• WHAT THIS TASK INVOLVES
Extract the entries in their exact form.
** Begin PROVIDED RECORDS **
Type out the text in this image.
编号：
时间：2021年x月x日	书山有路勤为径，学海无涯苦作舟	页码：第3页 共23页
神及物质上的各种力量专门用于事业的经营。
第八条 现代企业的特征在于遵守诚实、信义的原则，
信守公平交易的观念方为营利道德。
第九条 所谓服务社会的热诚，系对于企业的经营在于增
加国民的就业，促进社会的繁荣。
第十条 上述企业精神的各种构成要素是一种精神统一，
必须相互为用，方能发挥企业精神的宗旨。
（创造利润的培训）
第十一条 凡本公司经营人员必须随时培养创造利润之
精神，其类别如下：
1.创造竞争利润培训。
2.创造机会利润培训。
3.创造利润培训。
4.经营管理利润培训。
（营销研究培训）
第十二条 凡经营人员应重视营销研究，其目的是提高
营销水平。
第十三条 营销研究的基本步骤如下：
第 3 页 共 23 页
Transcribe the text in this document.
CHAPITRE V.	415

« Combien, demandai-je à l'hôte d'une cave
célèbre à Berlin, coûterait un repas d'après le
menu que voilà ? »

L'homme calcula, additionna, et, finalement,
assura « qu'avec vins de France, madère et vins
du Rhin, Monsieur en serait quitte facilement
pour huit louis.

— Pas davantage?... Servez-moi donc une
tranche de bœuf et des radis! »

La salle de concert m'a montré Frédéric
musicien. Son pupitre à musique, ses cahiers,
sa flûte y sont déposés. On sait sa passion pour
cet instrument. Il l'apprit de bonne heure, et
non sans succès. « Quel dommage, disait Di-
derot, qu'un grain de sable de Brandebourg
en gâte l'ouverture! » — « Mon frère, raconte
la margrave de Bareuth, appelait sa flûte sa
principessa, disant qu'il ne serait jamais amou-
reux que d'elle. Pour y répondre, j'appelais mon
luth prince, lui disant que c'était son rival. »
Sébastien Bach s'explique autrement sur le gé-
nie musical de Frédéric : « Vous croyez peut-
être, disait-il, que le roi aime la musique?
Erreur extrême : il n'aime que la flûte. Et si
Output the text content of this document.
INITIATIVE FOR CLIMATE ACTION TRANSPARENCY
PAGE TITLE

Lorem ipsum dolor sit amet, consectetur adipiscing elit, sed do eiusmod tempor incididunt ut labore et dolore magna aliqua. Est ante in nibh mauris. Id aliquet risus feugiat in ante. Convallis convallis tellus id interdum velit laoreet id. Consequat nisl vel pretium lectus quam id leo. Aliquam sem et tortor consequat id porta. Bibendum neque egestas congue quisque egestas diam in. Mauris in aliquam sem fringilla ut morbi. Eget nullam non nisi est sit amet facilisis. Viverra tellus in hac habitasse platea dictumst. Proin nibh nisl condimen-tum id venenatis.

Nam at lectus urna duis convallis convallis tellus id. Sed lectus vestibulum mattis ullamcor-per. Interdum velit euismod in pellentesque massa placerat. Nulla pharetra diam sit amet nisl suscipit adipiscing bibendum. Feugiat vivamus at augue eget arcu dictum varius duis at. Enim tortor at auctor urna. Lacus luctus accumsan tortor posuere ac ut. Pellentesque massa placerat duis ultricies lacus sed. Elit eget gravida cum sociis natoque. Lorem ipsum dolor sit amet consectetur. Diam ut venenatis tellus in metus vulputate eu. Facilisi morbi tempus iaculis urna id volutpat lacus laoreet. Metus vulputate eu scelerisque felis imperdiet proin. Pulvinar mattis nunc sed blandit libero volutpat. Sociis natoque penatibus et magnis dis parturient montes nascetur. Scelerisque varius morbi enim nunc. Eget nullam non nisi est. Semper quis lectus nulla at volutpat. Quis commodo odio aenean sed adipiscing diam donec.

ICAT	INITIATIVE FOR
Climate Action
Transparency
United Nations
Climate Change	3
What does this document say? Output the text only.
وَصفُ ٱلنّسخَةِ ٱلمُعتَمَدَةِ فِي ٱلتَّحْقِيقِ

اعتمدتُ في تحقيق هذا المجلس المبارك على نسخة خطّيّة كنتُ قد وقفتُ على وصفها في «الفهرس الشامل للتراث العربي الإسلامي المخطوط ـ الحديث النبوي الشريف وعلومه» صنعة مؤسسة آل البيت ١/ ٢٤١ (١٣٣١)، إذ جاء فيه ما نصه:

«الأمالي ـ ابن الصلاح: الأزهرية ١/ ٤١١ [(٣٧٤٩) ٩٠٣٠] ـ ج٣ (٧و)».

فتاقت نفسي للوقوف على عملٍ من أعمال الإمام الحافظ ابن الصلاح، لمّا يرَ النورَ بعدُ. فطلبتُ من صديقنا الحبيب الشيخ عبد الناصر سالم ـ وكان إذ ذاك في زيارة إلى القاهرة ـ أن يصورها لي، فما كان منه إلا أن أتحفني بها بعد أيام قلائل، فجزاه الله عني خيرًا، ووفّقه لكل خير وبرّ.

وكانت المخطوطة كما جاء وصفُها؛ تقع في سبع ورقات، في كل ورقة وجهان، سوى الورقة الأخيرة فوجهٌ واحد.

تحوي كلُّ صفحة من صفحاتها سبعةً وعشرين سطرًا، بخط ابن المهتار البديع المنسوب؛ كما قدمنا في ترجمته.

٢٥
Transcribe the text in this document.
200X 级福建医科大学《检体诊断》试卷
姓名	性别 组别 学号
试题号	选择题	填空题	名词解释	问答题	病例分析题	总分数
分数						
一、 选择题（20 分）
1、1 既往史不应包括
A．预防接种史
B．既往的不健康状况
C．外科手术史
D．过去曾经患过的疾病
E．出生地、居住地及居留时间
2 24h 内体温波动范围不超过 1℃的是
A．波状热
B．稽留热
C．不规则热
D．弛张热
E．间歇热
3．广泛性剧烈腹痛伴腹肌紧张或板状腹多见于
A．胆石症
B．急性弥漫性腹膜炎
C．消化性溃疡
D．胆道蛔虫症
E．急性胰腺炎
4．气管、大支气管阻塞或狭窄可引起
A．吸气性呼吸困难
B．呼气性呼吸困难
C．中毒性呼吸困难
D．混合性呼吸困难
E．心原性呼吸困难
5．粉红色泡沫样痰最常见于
** End PROVIDED RECORDS **
• WORKED SOLUTION
Type out the text in this image.
编号：
时间：2021年x月x日	书山有路勤为径，学海无涯苦作舟	页码：第3页 共23页
神及物质上的各种力量专门用于事业的经营。
第八条 现代企业的特征在于遵守诚实、信义的原则，
信守公平交易的观念方为营利道德。
第九条 所谓服务社会的热诚，系对于企业的经营在于增
加国民的就业，促进社会的繁荣。
第十条 上述企业精神的各种构成要素是一种精神统一，
必须相互为用，方能发挥企业精神的宗旨。
（创造利润的培训）
第十一条 凡本公司经营人员必须随时培养创造利润之
精神，其类别如下：
1.创造竞争利润培训。
2.创造机会利润培训。
3.创造利润培训。
4.经营管理利润培训。
（营销研究培训）
第十二条 凡经营人员应重视营销研究，其目的是提高
营销水平。
第十三条 营销研究的基本步骤如下：
第 3 页 共 23 页
Transcribe the text in this document.
CHAPITRE V.	415

« Combien, demandai-je à l'hôte d'une cave
célèbre à Berlin, coûterait un repas d'après le
menu que voilà ? »

L'homme calcula, additionna, et, finalement,
assura « qu'avec vins de France, madère et vins
du Rhin, Monsieur en serait quitte facilement
pour huit louis.

— Pas davantage?... Servez-moi donc une
tranche de bœuf et des radis! »

La salle de concert m'a montré Frédéric
musicien. Son pupitre à musique, ses cahiers,
sa flûte y sont déposés. On sait sa passion pour
cet instrument. Il l'apprit de bonne heure, et
non sans succès. « Quel dommage, disait Di-
derot, qu'un grain de sable de Brandebourg
en gâte l'ouverture! » — « Mon frère, raconte
la margrave de Bareuth, appelait sa flûte sa
principessa, disant qu'il ne serait jamais amou-
reux que d'elle. Pour y répondre, j'appelais mon
luth prince, lui disant que c'était son rival. »
Sébastien Bach s'explique autrement sur le gé-
nie musical de Frédéric : « Vous croyez peut-
être, disait-il, que le roi aime la musique?
Erreur extrême : il n'aime que la flûte. Et si
Output the text content of this document.
INITIATIVE FOR CLIMATE ACTION TRANSPARENCY
PAGE TITLE

Lorem ipsum dolor sit amet, consectetur adipiscing elit, sed do eiusmod tempor incididunt ut labore et dolore magna aliqua. Est ante in nibh mauris. Id aliquet risus feugiat in ante. Convallis convallis tellus id interdum velit laoreet id. Consequat nisl vel pretium lectus quam id leo. Aliquam sem et tortor consequat id porta. Bibendum neque egestas congue quisque egestas diam in. Mauris in aliquam sem fringilla ut morbi. Eget nullam non nisi est sit amet facilisis. Viverra tellus in hac habitasse platea dictumst. Proin nibh nisl condimen-tum id venenatis.

Nam at lectus urna duis convallis convallis tellus id. Sed lectus vestibulum mattis ullamcor-per. Interdum velit euismod in pellentesque massa placerat. Nulla pharetra diam sit amet nisl suscipit adipiscing bibendum. Feugiat vivamus at augue eget arcu dictum varius duis at. Enim tortor at auctor urna. Lacus luctus accumsan tortor posuere ac ut. Pellentesque massa placerat duis ultricies lacus sed. Elit eget gravida cum sociis natoque. Lorem ipsum dolor sit amet consectetur. Diam ut venenatis tellus in metus vulputate eu. Facilisi morbi tempus iaculis urna id volutpat lacus laoreet. Metus vulputate eu scelerisque felis imperdiet proin. Pulvinar mattis nunc sed blandit libero volutpat. Sociis natoque penatibus et magnis dis parturient montes nascetur. Scelerisque varius morbi enim nunc. Eget nullam non nisi est. Semper quis lectus nulla at volutpat. Quis commodo odio aenean sed adipiscing diam donec.

ICAT	INITIATIVE FOR
Climate Action
Transparency
United Nations
Climate Change	3
What does this document say? Output the text only.
وَصفُ ٱلنّسخَةِ ٱلمُعتَمَدَةِ فِي ٱلتَّحْقِيقِ

اعتمدتُ في تحقيق هذا المجلس المبارك على نسخة خطّيّة كنتُ قد وقفتُ على وصفها في «الفهرس الشامل للتراث العربي الإسلامي المخطوط ـ الحديث النبوي الشريف وعلومه» صنعة مؤسسة آل البيت ١/ ٢٤١ (١٣٣١)، إذ جاء فيه ما نصه:

«الأمالي ـ ابن الصلاح: الأزهرية ١/ ٤١١ [(٣٧٤٩) ٩٠٣٠] ـ ج٣ (٧و)».

فتاقت نفسي للوقوف على عملٍ من أعمال الإمام الحافظ ابن الصلاح، لمّا يرَ النورَ بعدُ. فطلبتُ من صديقنا الحبيب الشيخ عبد الناصر سالم ـ وكان إذ ذاك في زيارة إلى القاهرة ـ أن يصورها لي، فما كان منه إلا أن أتحفني بها بعد أيام قلائل، فجزاه الله عني خيرًا، ووفّقه لكل خير وبرّ.

وكانت المخطوطة كما جاء وصفُها؛ تقع في سبع ورقات، في كل ورقة وجهان، سوى الورقة الأخيرة فوجهٌ واحد.

تحوي كلُّ صفحة من صفحاتها سبعةً وعشرين سطرًا، بخط ابن المهتار البديع المنسوب؛ كما قدمنا في ترجمته.

٢٥
Transcribe the text in this document.
200X 级福建医科大学《检体诊断》试卷
姓名	性别 组别 学号
试题号	选择题	填空题	名词解释	问答题	病例分析题	总分数
分数						
一、 选择题（20 分）
1、1 既往史不应包括
A．预防接种史
B．既往的不健康状况
C．外科手术史
D．过去曾经患过的疾病
E．出生地、居住地及居留时间
2 24h 内体温波动范围不超过 1℃的是
A．波状热
B．稽留热
C．不规则热
D．弛张热
E．间歇热
3．广泛性剧烈腹痛伴腹肌紧张或板状腹多见于
A．胆石症
B．急性弥漫性腹膜炎
C．消化性溃疡
D．胆道蛔虫症
E．急性胰腺炎
4．气管、大支气管阻塞或狭窄可引起
A．吸气性呼吸困难
B．呼气性呼吸困难
C．中毒性呼吸困难
D．混合性呼吸困难
E．心原性呼吸困难
5．粉红色泡沫样痰最常见于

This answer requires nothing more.